▶ **EXERCISE**
The data below must be copied in full and without any change.

▶ **SUPPLIED DATA**
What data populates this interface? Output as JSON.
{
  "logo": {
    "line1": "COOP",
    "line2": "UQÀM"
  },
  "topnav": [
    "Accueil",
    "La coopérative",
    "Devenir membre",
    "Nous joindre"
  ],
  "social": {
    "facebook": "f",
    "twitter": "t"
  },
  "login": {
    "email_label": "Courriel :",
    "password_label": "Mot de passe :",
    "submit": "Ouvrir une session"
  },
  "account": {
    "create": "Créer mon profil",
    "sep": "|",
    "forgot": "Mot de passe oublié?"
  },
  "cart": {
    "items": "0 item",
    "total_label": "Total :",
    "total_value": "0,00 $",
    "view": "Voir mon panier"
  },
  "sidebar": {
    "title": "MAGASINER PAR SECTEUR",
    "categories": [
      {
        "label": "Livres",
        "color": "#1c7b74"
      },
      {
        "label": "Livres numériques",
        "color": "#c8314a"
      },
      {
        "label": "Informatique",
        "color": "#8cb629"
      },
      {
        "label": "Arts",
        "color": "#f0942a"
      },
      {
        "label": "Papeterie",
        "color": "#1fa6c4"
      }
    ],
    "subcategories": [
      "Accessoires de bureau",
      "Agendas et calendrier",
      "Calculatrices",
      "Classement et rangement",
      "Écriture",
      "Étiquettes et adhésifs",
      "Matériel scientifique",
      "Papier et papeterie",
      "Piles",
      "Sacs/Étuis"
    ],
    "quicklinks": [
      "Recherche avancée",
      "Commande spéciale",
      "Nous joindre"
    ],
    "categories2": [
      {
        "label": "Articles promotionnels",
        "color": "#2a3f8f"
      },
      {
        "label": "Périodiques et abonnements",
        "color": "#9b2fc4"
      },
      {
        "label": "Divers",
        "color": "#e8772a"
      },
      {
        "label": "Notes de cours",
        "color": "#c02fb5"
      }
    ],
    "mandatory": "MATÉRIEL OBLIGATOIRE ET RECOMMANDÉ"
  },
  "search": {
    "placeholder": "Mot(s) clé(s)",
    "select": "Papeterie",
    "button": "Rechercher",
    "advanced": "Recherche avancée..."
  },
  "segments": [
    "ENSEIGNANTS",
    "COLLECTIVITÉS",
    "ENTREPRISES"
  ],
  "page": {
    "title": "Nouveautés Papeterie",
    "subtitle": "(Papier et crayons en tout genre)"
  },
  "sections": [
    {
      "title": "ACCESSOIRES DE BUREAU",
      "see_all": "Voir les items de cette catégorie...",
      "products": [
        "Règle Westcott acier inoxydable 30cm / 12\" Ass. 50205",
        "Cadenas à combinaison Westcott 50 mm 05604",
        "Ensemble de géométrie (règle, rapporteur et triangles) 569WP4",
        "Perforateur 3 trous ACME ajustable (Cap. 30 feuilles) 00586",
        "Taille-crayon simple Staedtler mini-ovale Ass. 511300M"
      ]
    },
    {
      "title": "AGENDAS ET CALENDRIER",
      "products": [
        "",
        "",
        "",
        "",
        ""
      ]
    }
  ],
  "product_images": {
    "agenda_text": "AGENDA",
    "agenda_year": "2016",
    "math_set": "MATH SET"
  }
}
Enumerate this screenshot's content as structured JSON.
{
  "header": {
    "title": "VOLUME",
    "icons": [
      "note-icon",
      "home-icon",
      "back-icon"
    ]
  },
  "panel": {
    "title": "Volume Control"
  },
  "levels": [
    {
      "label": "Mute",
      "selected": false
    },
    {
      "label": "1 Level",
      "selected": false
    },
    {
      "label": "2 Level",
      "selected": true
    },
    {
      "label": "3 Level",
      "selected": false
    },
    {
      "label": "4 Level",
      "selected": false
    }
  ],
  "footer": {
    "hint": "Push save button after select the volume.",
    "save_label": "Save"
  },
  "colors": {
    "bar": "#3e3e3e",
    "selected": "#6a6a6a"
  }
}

▶ **EXPECTED ANSWER**
What data populates this interface? Output as JSON.
{
  "logo": {
    "line1": "COOP",
    "line2": "UQÀM"
  },
  "topnav": [
    "Accueil",
    "La coopérative",
    "Devenir membre",
    "Nous joindre"
  ],
  "social": {
    "facebook": "f",
    "twitter": "t"
  },
  "login": {
    "email_label": "Courriel :",
    "password_label": "Mot de passe :",
    "submit": "Ouvrir une session"
  },
  "account": {
    "create": "Créer mon profil",
    "sep": "|",
    "forgot": "Mot de passe oublié?"
  },
  "cart": {
    "items": "0 item",
    "total_label": "Total :",
    "total_value": "0,00 $",
    "view": "Voir mon panier"
  },
  "sidebar": {
    "title": "MAGASINER PAR SECTEUR",
    "categories": [
      {
        "label": "Livres",
        "color": "#1c7b74"
      },
      {
        "label": "Livres numériques",
        "color": "#c8314a"
      },
      {
        "label": "Informatique",
        "color": "#8cb629"
      },
      {
        "label": "Arts",
        "color": "#f0942a"
      },
      {
        "label": "Papeterie",
        "color": "#1fa6c4"
      }
    ],
    "subcategories": [
      "Accessoires de bureau",
      "Agendas et calendrier",
      "Calculatrices",
      "Classement et rangement",
      "Écriture",
      "Étiquettes et adhésifs",
      "Matériel scientifique",
      "Papier et papeterie",
      "Piles",
      "Sacs/Étuis"
    ],
    "quicklinks": [
      "Recherche avancée",
      "Commande spéciale",
      "Nous joindre"
    ],
    "categories2": [
      {
        "label": "Articles promotionnels",
        "color": "#2a3f8f"
      },
      {
        "label": "Périodiques et abonnements",
        "color": "#9b2fc4"
      },
      {
        "label": "Divers",
        "color": "#e8772a"
      },
      {
        "label": "Notes de cours",
        "color": "#c02fb5"
      }
    ],
    "mandatory": "MATÉRIEL OBLIGATOIRE ET RECOMMANDÉ"
  },
  "search": {
    "placeholder": "Mot(s) clé(s)",
    "select": "Papeterie",
    "button": "Rechercher",
    "advanced": "Recherche avancée..."
  },
  "segments": [
    "ENSEIGNANTS",
    "COLLECTIVITÉS",
    "ENTREPRISES"
  ],
  "page": {
    "title": "Nouveautés Papeterie",
    "subtitle": "(Papier et crayons en tout genre)"
  },
  "sections": [
    {
      "title": "ACCESSOIRES DE BUREAU",
      "see_all": "Voir les items de cette catégorie...",
      "products": [
        "Règle Westcott acier inoxydable 30cm / 12\" Ass. 50205",
        "Cadenas à combinaison Westcott 50 mm 05604",
        "Ensemble de géométrie (règle, rapporteur et triangles) 569WP4",
        "Perforateur 3 trous ACME ajustable (Cap. 30 feuilles) 00586",
        "Taille-crayon simple Staedtler mini-ovale Ass. 511300M"
      ]
    },
    {
      "title": "AGENDAS ET CALENDRIER",
      "products": [
        "",
        "",
        "",
        "",
        ""
      ]
    }
  ],
  "product_images": {
    "agenda_text": "AGENDA",
    "agenda_year": "2016",
    "math_set": "MATH SET"
  }
}
Enumerate this screenshot's content as structured JSON.
{
  "header": {
    "title": "VOLUME",
    "icons": [
      "note-icon",
      "home-icon",
      "back-icon"
    ]
  },
  "panel": {
    "title": "Volume Control"
  },
  "levels": [
    {
      "label": "Mute",
      "selected": false
    },
    {
      "label": "1 Level",
      "selected": false
    },
    {
      "label": "2 Level",
      "selected": true
    },
    {
      "label": "3 Level",
      "selected": false
    },
    {
      "label": "4 Level",
      "selected": false
    }
  ],
  "footer": {
    "hint": "Push save button after select the volume.",
    "save_label": "Save"
  },
  "colors": {
    "bar": "#3e3e3e",
    "selected": "#6a6a6a"
  }
}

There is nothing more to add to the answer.